Extracted records

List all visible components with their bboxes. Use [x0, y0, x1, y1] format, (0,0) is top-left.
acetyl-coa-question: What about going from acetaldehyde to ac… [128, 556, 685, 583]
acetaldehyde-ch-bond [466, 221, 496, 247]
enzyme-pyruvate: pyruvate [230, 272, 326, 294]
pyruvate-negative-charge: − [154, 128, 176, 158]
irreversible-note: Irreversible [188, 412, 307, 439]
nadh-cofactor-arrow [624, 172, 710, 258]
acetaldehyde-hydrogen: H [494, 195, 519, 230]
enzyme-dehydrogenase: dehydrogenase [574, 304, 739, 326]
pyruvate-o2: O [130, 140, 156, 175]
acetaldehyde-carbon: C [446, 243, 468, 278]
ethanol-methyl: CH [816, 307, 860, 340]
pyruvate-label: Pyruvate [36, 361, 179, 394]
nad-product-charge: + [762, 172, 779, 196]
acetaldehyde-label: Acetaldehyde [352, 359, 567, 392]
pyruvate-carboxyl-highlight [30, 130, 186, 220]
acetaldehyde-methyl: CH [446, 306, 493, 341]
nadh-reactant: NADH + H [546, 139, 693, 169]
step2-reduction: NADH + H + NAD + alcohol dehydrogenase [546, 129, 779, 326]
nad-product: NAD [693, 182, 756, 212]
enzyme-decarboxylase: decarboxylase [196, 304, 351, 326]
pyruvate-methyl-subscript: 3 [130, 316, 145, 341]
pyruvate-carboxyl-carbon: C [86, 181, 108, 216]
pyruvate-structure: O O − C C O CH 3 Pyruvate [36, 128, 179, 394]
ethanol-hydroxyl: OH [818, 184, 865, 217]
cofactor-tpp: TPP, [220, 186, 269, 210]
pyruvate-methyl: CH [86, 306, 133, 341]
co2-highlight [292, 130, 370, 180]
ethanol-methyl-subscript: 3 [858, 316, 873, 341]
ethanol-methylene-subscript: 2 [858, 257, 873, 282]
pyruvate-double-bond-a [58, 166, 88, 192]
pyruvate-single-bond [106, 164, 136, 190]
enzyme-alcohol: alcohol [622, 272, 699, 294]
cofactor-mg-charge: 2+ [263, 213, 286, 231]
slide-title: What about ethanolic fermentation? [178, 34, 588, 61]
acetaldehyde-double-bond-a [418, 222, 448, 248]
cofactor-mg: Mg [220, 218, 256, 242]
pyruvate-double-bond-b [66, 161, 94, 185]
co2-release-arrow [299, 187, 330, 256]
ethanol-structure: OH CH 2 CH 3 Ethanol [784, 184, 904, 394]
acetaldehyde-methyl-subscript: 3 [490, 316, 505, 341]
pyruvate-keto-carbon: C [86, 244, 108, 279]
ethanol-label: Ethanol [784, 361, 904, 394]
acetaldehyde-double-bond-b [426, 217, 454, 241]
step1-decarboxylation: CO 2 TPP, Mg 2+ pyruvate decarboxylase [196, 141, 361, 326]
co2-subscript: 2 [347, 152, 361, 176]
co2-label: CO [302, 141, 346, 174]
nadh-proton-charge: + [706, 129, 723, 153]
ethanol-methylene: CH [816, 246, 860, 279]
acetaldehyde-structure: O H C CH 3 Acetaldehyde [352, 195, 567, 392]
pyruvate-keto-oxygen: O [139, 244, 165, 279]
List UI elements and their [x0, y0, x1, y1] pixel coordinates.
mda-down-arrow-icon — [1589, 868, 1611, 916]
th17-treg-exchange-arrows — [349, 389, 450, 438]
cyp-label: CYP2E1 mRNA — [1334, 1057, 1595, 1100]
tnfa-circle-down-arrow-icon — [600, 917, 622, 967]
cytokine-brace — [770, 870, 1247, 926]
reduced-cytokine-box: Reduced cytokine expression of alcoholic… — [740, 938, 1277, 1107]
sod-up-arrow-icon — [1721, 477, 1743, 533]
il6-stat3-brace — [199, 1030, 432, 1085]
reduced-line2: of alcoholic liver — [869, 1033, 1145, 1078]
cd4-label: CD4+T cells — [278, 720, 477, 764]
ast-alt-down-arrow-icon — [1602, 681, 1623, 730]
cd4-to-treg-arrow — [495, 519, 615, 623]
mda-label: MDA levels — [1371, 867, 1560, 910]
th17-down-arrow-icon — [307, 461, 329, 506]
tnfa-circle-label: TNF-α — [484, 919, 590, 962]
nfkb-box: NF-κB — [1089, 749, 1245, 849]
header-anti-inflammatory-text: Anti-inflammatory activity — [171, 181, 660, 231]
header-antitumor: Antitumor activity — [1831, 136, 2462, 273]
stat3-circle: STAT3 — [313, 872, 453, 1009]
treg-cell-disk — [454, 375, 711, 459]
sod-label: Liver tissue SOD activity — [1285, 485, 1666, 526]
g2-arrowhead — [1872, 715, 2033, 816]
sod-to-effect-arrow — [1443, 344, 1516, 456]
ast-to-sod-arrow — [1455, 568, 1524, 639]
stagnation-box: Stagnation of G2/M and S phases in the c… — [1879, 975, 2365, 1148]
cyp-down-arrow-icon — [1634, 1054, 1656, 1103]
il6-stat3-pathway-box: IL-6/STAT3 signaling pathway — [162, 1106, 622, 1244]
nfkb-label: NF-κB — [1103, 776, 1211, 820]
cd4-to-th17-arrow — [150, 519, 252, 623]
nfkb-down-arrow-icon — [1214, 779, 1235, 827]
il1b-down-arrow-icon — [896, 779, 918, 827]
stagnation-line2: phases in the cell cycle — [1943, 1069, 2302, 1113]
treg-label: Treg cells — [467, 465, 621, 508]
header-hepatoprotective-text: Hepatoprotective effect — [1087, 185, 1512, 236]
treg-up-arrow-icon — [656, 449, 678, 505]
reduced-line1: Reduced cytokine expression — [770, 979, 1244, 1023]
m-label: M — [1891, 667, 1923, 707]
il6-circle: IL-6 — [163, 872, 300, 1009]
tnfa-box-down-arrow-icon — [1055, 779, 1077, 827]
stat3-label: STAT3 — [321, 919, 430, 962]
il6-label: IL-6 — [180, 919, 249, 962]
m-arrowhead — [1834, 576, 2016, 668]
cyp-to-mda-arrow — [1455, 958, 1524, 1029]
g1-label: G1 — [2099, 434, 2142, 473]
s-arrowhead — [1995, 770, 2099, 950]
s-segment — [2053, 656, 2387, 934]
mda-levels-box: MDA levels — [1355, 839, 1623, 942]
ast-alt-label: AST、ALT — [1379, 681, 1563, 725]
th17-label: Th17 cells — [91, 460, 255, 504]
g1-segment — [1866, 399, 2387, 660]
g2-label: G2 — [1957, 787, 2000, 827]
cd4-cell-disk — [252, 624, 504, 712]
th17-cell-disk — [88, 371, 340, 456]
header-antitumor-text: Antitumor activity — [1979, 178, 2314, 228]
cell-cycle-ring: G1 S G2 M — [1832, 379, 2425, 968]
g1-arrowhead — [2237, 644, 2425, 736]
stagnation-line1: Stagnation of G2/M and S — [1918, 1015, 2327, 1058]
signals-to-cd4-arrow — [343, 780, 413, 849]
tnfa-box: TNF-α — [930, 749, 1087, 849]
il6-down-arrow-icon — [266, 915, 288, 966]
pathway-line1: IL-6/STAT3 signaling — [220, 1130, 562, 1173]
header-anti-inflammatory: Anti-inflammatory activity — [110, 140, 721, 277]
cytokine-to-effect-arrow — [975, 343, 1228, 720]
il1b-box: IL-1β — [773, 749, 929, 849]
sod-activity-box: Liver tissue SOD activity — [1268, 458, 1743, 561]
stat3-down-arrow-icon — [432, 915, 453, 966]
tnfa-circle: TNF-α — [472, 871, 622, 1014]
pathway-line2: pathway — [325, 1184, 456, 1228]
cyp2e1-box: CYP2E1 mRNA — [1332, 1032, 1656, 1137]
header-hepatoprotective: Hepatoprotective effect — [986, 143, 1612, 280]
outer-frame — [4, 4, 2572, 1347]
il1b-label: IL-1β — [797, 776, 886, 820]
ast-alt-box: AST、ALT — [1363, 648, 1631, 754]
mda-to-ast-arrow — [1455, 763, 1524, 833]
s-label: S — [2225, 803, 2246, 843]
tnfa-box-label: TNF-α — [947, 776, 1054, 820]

- Directions for this task:
Figure out how many lines above hold "methylene", then give that number alone.

- Output of the task:
2